Written exercise:
Copy each line containing the word "instruction" from the records that follow, please.

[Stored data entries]
**********

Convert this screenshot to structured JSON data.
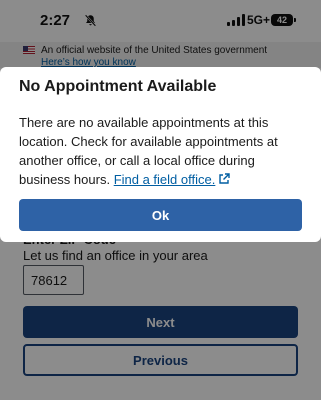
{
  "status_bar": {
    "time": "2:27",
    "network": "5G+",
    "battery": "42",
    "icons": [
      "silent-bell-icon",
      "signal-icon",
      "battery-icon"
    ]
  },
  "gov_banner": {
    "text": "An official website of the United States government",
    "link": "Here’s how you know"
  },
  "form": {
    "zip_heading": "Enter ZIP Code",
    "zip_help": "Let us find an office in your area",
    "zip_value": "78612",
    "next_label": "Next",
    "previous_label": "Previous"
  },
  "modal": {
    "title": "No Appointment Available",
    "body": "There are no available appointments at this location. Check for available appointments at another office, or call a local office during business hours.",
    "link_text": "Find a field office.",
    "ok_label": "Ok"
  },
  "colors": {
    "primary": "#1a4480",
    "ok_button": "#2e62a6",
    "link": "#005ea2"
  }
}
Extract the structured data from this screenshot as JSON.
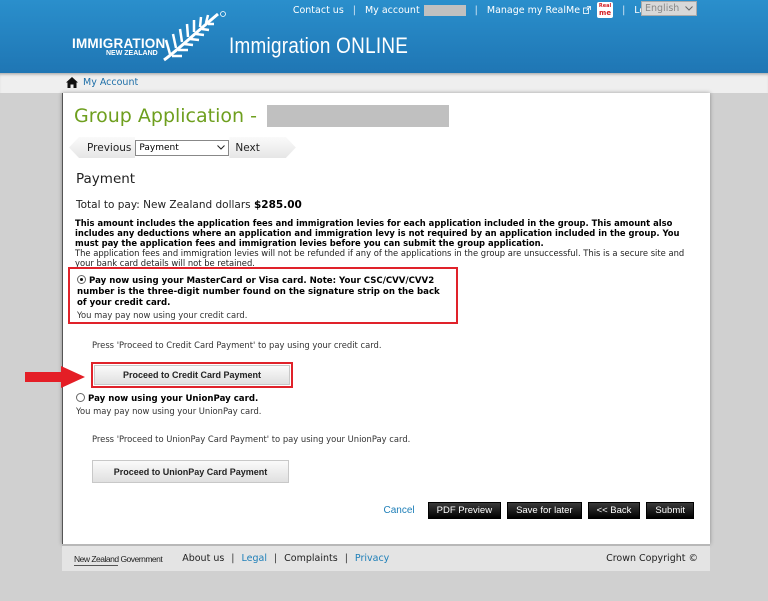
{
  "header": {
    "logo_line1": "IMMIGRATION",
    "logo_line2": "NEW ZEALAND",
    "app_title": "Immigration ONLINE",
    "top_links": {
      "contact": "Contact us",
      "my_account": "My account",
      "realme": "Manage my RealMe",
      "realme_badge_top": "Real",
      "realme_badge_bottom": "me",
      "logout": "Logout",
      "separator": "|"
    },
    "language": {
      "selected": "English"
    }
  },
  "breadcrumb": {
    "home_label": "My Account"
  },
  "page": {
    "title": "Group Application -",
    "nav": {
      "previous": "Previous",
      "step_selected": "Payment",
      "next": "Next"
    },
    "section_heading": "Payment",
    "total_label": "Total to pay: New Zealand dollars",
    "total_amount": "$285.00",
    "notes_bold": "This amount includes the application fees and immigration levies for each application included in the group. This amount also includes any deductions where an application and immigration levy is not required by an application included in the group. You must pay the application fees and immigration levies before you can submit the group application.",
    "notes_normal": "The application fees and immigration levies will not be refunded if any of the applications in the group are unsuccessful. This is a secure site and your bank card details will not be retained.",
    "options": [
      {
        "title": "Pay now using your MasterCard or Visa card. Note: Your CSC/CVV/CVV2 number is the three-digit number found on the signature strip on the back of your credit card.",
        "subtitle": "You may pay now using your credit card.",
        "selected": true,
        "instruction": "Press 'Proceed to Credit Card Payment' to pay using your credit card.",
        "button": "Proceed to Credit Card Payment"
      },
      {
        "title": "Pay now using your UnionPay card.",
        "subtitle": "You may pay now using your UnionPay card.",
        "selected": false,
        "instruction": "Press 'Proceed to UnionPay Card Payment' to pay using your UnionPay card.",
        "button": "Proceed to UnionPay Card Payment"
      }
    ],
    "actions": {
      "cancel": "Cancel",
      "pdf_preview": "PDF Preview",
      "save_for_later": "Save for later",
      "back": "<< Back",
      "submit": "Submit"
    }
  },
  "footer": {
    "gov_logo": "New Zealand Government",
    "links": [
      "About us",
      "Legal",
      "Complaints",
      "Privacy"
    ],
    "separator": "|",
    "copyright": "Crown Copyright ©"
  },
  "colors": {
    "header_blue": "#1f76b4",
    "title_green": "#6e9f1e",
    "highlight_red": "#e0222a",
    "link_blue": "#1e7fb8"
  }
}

**********

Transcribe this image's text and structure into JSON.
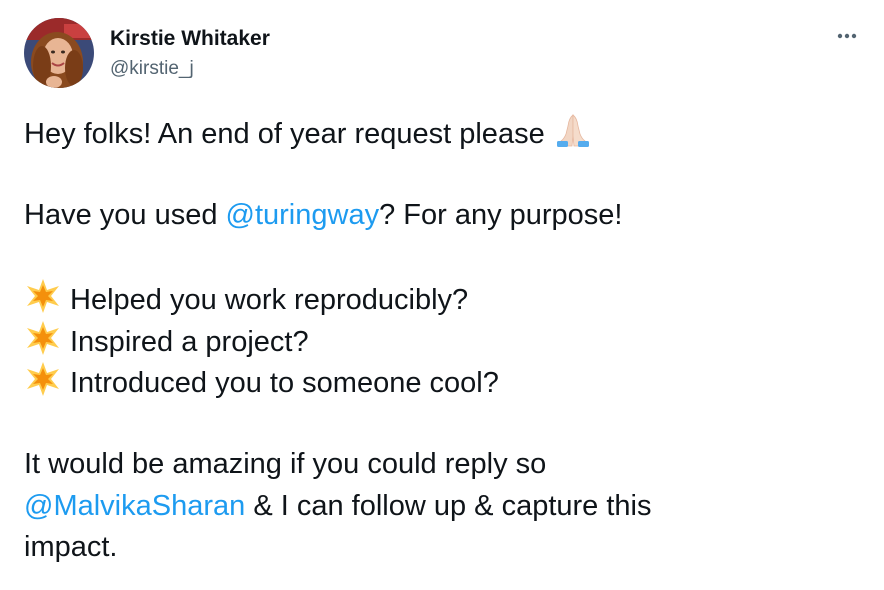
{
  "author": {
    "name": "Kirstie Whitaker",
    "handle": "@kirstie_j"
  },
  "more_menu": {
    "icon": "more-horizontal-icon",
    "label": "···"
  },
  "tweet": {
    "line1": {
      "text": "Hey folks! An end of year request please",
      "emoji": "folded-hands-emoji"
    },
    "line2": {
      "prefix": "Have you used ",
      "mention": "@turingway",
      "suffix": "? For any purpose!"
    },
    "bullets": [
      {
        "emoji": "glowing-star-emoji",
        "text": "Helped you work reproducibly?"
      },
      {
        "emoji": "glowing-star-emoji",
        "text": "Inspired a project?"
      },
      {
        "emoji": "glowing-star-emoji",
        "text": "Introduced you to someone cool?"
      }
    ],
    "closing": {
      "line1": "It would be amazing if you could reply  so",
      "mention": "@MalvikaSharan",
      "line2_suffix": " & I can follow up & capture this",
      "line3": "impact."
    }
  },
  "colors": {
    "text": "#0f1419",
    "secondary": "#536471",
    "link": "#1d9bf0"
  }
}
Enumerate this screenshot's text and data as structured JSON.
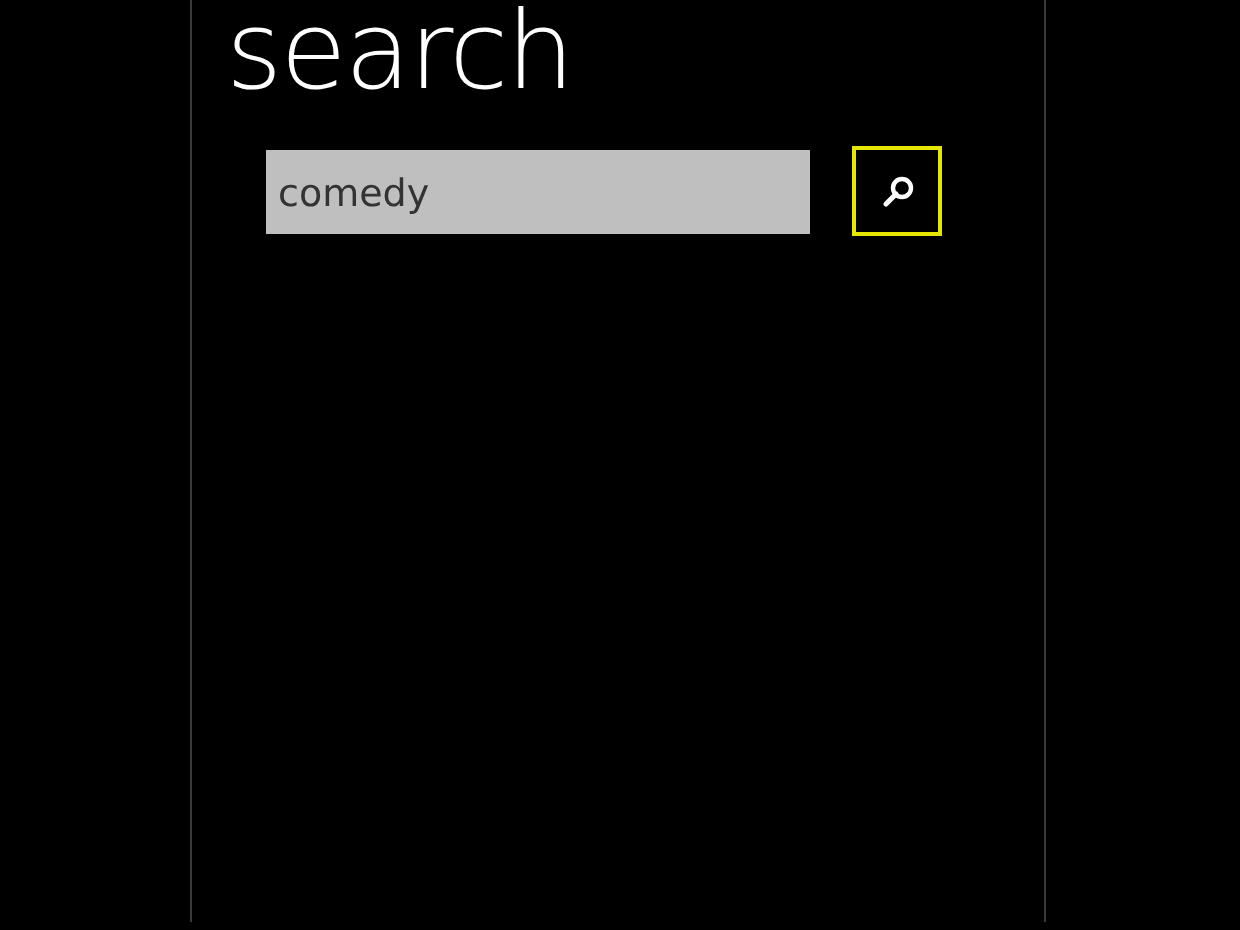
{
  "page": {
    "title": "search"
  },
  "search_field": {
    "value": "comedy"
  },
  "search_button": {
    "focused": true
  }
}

**********

Exercise output:
        "instruction": "Press 'Proceed to Credit Card Payment' to pay using your credit card.",
        "instruction": "Press 'Proceed to UnionPay Card Payment' to pay using your UnionPay card.",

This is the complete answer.